SEC. 503. STARK and AKS exemptions.

Notwithstanding any other provision of law, the Secretary of Health and Human Services may exempt value-based arrangements, alternative payment models, and technologies (as defined by the Secretary) from any provision of section 1128B or 1877 of the Social Security Act for purposes of maintaining, analyzing, or transferring electronic health records.

SEC. 504. STARK technical penalty.

Notwithstanding any other provision of law, the Secretary of Health and Human Services may institute a civil monetary penalty for technical, nonegregious violations of section 1877 of the Social Security Act in lieu of any penalty otherwise applicable for such violations under such section.

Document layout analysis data
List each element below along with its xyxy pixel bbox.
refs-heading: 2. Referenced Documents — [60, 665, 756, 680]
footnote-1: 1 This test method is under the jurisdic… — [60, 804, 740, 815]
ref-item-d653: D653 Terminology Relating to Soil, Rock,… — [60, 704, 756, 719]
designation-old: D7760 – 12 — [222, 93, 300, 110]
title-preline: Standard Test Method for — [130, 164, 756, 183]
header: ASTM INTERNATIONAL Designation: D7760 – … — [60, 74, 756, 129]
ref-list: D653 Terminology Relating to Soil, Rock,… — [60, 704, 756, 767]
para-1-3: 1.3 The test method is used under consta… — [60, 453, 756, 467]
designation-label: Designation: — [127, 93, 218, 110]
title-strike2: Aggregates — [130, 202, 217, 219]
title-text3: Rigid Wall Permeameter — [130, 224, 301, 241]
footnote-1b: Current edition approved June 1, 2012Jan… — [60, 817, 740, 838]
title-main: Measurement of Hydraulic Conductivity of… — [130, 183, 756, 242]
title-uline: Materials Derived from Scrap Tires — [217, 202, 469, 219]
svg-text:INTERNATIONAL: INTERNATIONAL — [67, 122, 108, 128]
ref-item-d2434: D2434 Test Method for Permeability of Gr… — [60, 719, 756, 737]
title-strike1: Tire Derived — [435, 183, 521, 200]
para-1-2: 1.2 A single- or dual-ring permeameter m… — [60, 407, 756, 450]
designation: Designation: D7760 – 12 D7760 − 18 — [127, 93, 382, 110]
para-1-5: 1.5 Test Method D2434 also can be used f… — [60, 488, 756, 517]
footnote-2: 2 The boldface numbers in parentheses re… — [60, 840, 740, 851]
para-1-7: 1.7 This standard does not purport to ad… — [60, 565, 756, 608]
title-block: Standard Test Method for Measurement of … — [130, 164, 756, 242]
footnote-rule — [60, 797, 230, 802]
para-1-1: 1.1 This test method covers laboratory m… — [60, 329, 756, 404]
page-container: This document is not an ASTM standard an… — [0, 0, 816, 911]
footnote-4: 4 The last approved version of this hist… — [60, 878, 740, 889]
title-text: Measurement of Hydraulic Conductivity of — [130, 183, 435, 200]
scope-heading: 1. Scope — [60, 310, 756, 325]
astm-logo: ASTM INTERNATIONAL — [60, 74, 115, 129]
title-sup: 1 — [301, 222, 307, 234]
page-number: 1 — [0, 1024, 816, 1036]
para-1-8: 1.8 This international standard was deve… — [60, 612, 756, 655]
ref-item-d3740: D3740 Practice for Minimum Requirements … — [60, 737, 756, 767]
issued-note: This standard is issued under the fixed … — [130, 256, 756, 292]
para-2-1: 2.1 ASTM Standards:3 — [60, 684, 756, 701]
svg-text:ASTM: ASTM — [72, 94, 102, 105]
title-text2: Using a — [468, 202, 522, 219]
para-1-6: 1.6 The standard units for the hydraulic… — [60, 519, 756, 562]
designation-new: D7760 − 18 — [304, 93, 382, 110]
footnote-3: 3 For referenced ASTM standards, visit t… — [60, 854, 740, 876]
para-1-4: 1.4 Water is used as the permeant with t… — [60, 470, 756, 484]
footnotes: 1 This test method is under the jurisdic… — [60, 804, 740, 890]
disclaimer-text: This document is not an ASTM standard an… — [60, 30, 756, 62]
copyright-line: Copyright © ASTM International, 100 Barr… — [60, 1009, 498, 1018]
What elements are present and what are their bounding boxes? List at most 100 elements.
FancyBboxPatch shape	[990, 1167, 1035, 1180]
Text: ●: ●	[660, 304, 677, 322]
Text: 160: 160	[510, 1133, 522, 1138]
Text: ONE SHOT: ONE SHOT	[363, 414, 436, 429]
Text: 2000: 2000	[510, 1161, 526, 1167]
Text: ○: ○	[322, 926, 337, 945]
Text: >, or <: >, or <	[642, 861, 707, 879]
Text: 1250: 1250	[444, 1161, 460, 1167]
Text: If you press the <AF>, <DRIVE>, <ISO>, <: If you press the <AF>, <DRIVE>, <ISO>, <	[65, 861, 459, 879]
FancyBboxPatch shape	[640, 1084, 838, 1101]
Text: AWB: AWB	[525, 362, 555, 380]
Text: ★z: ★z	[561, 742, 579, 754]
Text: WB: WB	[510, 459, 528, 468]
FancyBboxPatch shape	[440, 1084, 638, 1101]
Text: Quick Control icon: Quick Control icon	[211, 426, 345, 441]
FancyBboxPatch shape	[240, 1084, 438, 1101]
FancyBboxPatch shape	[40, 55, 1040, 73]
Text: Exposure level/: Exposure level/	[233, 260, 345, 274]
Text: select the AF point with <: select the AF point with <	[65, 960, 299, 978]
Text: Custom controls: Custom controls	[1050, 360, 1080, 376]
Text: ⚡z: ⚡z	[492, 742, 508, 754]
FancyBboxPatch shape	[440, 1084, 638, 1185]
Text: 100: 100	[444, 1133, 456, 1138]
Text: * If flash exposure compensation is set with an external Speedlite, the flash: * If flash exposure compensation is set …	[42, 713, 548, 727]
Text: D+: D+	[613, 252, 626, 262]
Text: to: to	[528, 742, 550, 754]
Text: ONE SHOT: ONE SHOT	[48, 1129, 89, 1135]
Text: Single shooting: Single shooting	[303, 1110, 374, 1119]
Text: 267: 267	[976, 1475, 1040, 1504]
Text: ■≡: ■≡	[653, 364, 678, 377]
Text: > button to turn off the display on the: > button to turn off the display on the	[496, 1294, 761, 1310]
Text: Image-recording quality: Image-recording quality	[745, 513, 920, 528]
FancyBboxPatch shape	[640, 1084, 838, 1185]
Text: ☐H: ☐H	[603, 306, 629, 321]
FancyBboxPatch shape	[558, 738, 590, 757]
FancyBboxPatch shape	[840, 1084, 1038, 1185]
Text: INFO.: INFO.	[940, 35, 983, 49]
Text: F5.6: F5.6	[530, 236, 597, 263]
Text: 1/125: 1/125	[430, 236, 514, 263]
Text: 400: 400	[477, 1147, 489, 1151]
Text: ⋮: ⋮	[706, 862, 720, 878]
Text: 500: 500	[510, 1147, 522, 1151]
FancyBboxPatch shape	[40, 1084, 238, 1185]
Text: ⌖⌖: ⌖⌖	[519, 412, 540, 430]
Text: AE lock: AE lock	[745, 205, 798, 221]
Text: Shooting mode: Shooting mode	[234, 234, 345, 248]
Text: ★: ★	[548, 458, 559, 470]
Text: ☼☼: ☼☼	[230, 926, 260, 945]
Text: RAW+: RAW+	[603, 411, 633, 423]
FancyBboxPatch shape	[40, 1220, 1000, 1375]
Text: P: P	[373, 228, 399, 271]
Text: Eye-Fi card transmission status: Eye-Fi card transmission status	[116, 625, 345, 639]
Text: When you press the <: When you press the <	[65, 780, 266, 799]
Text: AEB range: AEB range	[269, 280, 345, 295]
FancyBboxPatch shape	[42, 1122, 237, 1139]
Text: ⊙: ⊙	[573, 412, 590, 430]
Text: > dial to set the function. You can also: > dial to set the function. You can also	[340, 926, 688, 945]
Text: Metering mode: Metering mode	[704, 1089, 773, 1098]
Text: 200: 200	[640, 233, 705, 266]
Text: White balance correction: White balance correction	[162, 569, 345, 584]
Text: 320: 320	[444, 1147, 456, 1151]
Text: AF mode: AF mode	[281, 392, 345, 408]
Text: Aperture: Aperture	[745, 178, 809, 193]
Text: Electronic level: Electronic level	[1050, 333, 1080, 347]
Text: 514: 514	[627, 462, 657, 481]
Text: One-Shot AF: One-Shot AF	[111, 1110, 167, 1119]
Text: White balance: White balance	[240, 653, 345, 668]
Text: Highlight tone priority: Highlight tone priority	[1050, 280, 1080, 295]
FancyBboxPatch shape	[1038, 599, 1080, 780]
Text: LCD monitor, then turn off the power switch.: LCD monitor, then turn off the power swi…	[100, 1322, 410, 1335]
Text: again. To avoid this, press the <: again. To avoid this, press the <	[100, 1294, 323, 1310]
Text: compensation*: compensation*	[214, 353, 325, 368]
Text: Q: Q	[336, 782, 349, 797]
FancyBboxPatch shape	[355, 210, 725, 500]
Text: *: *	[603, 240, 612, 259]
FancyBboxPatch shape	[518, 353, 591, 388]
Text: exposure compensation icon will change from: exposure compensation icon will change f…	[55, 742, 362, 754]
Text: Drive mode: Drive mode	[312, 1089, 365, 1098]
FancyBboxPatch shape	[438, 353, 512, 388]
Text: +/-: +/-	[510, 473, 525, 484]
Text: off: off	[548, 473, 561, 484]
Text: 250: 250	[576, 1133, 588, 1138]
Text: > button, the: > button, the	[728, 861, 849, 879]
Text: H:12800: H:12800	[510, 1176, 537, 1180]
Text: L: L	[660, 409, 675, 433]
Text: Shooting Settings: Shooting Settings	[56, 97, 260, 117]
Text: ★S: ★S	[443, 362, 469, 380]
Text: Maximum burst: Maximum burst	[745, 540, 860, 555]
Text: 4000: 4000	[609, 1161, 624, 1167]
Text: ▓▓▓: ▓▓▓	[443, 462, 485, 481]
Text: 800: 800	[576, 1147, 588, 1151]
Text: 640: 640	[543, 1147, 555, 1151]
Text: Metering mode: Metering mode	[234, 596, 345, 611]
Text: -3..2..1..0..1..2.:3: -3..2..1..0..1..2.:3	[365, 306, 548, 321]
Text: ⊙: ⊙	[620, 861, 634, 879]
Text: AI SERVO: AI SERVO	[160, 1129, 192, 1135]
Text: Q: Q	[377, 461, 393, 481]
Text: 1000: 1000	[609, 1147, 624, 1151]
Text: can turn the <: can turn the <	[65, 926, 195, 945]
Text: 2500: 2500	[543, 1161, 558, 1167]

● **EXERCISE REQUIREMENTS**
Reproduce the bill sections on Stark and AKS exemptions and the Stark technical penalty word for word, in full.

● **RESULT OF THE EXERCISE**
SEC. 503. STARK and AKS exemptions.

Notwithstanding any other provision of law, the Secretary of Health and Human Services may exempt value-based arrangements, alternative payment models, and technologies (as defined by the Secretary) from any provision of section 1128B or 1877 of the Social Security Act for purposes of maintaining, analyzing, or transferring electronic health records.

SEC. 504. STARK technical penalty.

Notwithstanding any other provision of law, the Secretary of Health and Human Services may institute a civil monetary penalty for technical, nonegregious violations of section 1877 of the Social Security Act in lieu of any penalty otherwise applicable for such violations under such section.